_Exercise instructions_. Return all lines that include the string "threshold".

Entries with figure data:
◇ ◇ ◇ ◇ ◇ ◇ ◇

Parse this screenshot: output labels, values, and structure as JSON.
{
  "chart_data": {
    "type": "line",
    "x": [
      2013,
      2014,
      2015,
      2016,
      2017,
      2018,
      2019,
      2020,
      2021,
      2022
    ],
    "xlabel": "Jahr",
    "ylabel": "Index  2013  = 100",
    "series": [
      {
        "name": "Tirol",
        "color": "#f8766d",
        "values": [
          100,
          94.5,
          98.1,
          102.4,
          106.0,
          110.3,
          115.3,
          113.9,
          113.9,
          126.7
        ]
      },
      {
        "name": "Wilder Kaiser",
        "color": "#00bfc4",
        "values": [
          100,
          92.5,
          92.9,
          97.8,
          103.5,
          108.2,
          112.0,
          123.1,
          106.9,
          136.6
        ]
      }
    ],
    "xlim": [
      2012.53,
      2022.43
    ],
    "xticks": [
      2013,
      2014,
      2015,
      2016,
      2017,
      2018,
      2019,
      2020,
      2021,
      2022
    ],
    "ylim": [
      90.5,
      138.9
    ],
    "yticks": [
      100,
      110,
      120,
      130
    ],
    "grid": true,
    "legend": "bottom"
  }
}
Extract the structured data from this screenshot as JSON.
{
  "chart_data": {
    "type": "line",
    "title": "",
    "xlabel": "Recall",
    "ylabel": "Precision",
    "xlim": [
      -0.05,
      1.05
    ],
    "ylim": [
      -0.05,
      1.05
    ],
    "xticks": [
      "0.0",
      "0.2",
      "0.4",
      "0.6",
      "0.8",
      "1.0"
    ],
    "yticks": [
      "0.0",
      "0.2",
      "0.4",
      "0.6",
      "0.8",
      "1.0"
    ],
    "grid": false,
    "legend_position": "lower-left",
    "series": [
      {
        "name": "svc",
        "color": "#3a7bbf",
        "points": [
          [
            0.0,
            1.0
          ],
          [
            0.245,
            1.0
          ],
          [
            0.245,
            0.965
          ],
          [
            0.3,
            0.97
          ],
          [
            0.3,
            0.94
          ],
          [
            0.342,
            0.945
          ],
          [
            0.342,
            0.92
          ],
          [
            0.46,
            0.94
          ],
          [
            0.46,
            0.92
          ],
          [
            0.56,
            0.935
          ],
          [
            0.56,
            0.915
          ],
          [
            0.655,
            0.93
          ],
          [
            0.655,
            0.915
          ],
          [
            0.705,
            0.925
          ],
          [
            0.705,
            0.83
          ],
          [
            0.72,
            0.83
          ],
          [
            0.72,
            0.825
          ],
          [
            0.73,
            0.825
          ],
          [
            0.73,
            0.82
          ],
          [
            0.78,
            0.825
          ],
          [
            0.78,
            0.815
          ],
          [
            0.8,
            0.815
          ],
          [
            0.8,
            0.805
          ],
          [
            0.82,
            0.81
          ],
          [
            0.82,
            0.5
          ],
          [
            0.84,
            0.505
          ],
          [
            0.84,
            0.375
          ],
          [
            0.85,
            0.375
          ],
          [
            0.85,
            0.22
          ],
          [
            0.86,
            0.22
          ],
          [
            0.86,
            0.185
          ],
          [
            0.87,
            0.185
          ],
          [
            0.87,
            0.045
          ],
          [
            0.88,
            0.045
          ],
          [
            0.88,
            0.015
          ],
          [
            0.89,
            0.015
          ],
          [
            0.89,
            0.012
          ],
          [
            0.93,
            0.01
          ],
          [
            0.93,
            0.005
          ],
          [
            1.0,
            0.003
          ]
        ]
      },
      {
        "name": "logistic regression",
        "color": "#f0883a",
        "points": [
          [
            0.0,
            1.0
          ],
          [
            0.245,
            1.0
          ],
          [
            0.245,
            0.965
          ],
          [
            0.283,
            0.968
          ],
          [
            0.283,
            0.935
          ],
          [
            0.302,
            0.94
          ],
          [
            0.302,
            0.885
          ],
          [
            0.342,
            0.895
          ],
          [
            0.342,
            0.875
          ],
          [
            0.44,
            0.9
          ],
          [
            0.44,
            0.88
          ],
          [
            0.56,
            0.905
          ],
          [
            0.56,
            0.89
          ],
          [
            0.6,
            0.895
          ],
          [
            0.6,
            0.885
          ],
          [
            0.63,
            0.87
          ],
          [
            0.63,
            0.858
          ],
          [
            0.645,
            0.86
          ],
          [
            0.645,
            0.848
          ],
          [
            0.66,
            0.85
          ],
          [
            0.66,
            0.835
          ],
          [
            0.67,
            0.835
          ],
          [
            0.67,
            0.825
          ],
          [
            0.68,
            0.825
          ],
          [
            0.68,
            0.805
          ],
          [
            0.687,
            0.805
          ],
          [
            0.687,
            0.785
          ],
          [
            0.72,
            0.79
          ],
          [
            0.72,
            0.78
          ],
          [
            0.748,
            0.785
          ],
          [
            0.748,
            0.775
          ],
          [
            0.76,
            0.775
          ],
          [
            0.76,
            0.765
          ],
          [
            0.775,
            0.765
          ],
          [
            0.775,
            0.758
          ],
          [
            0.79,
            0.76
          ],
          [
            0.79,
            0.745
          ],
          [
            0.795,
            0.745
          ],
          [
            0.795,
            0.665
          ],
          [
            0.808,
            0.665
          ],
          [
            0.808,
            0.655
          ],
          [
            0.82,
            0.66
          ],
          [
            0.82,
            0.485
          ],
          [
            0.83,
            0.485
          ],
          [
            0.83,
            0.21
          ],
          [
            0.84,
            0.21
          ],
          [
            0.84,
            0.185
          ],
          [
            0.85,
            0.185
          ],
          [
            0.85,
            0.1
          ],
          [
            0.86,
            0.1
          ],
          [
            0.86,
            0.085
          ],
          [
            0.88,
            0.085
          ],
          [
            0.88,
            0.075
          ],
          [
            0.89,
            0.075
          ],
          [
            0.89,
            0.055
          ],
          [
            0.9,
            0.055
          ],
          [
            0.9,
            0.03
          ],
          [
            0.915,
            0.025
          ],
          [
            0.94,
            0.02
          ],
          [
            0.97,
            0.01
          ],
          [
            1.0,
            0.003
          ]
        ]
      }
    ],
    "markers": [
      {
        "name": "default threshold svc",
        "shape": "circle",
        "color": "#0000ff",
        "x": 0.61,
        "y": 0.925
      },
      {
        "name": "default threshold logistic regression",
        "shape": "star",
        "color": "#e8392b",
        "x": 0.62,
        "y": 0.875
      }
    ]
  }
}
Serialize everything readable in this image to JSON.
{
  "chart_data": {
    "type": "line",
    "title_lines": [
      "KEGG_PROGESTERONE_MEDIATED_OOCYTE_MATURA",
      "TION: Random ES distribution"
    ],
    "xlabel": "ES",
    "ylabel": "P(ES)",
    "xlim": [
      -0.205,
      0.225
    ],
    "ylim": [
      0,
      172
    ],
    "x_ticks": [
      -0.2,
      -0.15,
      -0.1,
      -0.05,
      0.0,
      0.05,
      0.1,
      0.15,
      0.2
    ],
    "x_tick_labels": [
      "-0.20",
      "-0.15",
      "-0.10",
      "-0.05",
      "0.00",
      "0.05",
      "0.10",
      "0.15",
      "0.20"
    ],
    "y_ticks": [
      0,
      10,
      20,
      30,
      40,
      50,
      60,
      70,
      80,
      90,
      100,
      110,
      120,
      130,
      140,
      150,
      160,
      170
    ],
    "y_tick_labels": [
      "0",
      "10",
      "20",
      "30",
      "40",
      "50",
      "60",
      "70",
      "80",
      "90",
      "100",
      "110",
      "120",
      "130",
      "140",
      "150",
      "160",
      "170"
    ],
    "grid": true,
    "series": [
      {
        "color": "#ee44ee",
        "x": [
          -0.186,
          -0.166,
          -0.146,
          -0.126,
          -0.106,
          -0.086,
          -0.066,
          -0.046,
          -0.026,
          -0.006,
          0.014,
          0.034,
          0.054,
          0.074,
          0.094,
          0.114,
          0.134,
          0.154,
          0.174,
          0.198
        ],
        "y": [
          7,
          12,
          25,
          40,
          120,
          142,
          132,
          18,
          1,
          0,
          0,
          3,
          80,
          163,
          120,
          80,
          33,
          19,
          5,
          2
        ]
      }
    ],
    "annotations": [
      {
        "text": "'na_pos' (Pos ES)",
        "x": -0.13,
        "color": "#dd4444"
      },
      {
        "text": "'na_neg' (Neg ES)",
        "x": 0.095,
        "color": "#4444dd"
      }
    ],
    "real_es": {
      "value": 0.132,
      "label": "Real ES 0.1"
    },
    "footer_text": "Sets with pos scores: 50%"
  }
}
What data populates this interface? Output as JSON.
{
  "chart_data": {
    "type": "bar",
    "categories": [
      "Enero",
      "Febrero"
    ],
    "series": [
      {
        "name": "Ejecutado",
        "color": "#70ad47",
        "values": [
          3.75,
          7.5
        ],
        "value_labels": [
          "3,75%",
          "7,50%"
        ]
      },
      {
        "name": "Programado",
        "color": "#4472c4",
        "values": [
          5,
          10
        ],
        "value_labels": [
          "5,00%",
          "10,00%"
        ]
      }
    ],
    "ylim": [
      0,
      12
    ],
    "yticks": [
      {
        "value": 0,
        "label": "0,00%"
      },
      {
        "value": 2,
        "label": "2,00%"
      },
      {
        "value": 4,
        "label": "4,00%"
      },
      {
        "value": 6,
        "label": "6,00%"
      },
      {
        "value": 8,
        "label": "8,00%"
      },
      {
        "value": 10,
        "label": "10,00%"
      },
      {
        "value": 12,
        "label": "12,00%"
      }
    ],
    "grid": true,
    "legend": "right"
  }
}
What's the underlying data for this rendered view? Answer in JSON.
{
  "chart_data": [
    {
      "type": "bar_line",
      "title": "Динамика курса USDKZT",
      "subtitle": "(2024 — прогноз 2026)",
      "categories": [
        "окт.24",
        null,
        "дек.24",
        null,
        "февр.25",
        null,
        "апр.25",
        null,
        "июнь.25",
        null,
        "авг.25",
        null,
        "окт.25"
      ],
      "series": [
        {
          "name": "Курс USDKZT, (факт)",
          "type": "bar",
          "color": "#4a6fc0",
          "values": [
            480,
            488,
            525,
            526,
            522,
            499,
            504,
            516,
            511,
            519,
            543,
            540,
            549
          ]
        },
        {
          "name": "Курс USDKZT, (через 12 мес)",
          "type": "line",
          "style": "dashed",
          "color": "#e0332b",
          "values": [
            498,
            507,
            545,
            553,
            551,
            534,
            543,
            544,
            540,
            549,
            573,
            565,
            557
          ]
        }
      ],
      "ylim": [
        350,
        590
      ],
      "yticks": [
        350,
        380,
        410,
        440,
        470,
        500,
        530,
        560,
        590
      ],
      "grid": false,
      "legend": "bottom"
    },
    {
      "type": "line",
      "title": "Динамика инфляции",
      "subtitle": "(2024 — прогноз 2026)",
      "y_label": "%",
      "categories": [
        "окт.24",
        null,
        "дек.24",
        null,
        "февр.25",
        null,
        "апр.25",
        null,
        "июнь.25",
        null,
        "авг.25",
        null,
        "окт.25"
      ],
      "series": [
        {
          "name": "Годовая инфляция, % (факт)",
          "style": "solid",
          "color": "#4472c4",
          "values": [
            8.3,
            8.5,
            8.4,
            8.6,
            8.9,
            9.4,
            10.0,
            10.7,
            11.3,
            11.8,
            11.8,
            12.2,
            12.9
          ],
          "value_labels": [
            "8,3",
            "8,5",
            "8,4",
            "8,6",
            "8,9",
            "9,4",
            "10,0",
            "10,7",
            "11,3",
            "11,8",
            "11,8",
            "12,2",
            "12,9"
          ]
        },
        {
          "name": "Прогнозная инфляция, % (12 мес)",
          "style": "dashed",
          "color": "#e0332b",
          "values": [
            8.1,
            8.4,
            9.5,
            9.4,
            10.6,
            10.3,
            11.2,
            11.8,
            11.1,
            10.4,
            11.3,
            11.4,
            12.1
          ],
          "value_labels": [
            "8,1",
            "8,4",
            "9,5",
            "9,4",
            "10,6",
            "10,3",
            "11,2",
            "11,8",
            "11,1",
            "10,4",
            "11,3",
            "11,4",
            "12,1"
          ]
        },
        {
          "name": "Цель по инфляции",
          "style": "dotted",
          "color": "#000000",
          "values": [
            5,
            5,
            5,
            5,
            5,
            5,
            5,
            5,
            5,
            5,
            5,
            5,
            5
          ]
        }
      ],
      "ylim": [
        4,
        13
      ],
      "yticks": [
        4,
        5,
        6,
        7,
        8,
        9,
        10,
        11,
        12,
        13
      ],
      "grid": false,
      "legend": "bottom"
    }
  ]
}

◇ ◇ ◇ ◇ ◇ ◇ ◇

_Solution to the problem_.
        "name": "default threshold svc",
        "name": "default threshold logistic regression",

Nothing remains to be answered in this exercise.